## EXERCISE GOAL
Render the part of the data that opens with the line containing "uI element localization: list" and closes with the line containing "text-line: — Вставайте!—разбудили" as a JSON list of strings, one string per line. Leave out blank lines and pictures.

##### SOURCE DATA #####

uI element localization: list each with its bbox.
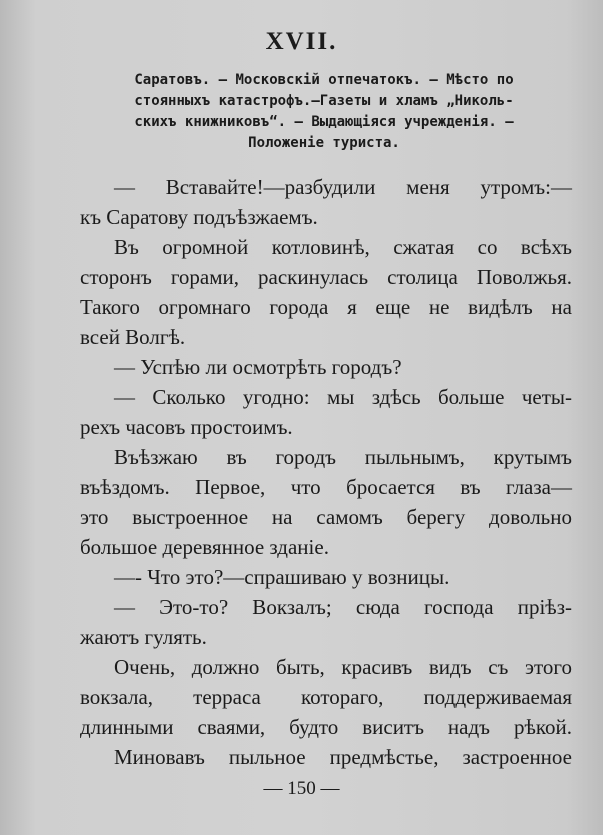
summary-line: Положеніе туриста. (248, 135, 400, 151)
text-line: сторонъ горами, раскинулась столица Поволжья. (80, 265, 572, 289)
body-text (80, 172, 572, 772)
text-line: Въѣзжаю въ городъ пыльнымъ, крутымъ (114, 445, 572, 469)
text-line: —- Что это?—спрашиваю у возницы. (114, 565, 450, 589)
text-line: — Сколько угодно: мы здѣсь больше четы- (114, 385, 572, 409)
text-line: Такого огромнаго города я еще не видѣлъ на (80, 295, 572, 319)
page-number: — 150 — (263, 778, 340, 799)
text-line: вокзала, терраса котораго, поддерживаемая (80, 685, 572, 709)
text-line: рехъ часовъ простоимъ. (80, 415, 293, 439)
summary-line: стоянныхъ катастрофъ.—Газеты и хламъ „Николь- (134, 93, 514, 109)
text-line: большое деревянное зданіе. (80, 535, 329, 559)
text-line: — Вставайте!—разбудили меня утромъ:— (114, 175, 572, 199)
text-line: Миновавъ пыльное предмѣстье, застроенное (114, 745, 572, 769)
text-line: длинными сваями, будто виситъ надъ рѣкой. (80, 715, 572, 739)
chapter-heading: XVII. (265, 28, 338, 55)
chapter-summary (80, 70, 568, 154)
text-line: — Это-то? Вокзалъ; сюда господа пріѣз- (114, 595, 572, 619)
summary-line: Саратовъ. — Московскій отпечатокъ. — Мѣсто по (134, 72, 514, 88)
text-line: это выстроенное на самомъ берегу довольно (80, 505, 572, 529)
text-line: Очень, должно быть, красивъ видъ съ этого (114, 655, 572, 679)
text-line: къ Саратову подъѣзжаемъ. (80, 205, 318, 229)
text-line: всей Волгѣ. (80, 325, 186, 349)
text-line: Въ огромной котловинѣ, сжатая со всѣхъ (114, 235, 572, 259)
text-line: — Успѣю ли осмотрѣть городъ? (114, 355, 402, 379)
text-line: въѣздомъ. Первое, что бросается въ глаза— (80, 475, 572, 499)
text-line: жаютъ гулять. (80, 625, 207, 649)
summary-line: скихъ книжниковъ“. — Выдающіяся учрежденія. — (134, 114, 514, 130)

#####
##### SOURCE DATA #####

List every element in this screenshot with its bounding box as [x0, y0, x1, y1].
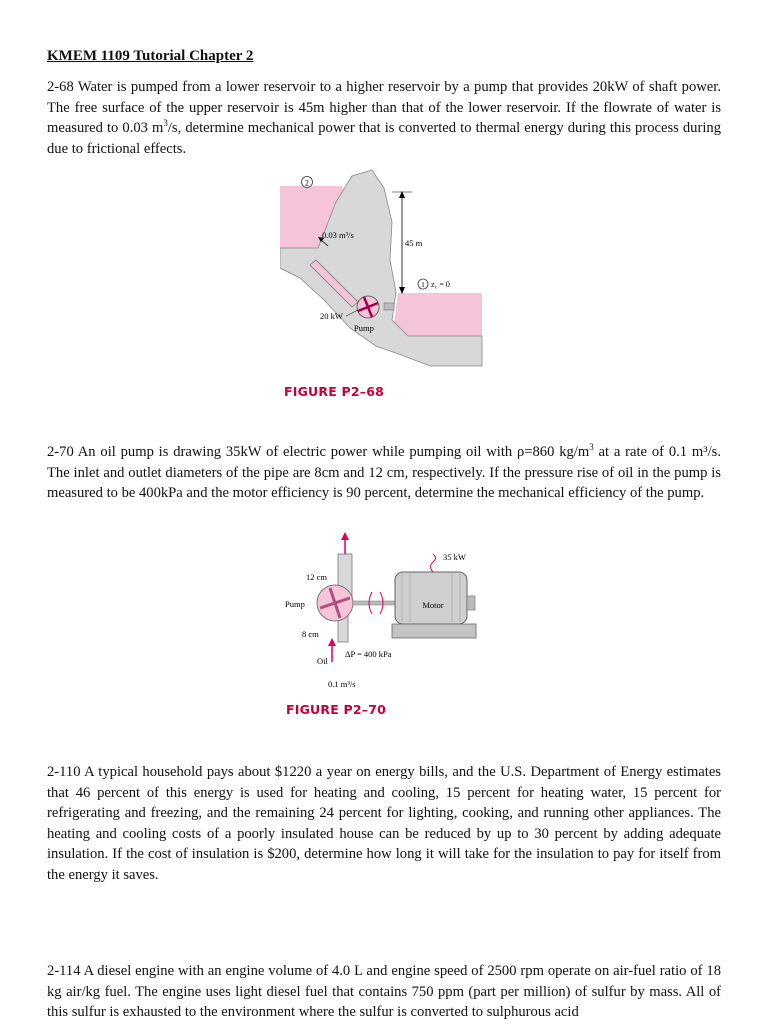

#####

## TASK SOLUTION
[
  "uI element localization: list each with its bbox.",
  "summary-line: Положеніе туриста. (248, 135, 400, 151)",
  "text-line: сторонъ горами, раскинулась столица Поволжья. (80, 265, 572, 289)",
  "body-text (80, 172, 572, 772)",
  "text-line: Въѣзжаю въ городъ пыльнымъ, крутымъ (114, 445, 572, 469)",
  "text-line: —- Что это?—спрашиваю у возницы. (114, 565, 450, 589)",
  "text-line: — Сколько угодно: мы здѣсь больше четы- (114, 385, 572, 409)",
  "text-line: Такого огромнаго города я еще не видѣлъ на (80, 295, 572, 319)",
  "page-number: — 150 — (263, 778, 340, 799)",
  "text-line: вокзала, терраса котораго, поддерживаемая (80, 685, 572, 709)",
  "text-line: рехъ часовъ простоимъ. (80, 415, 293, 439)",
  "summary-line: стоянныхъ катастрофъ.—Газеты и хламъ „Николь- (134, 93, 514, 109)",
  "text-line: большое деревянное зданіе. (80, 535, 329, 559)",
  "text-line: — Вставайте!—разбудили меня утромъ:— (114, 175, 572, 199)"
]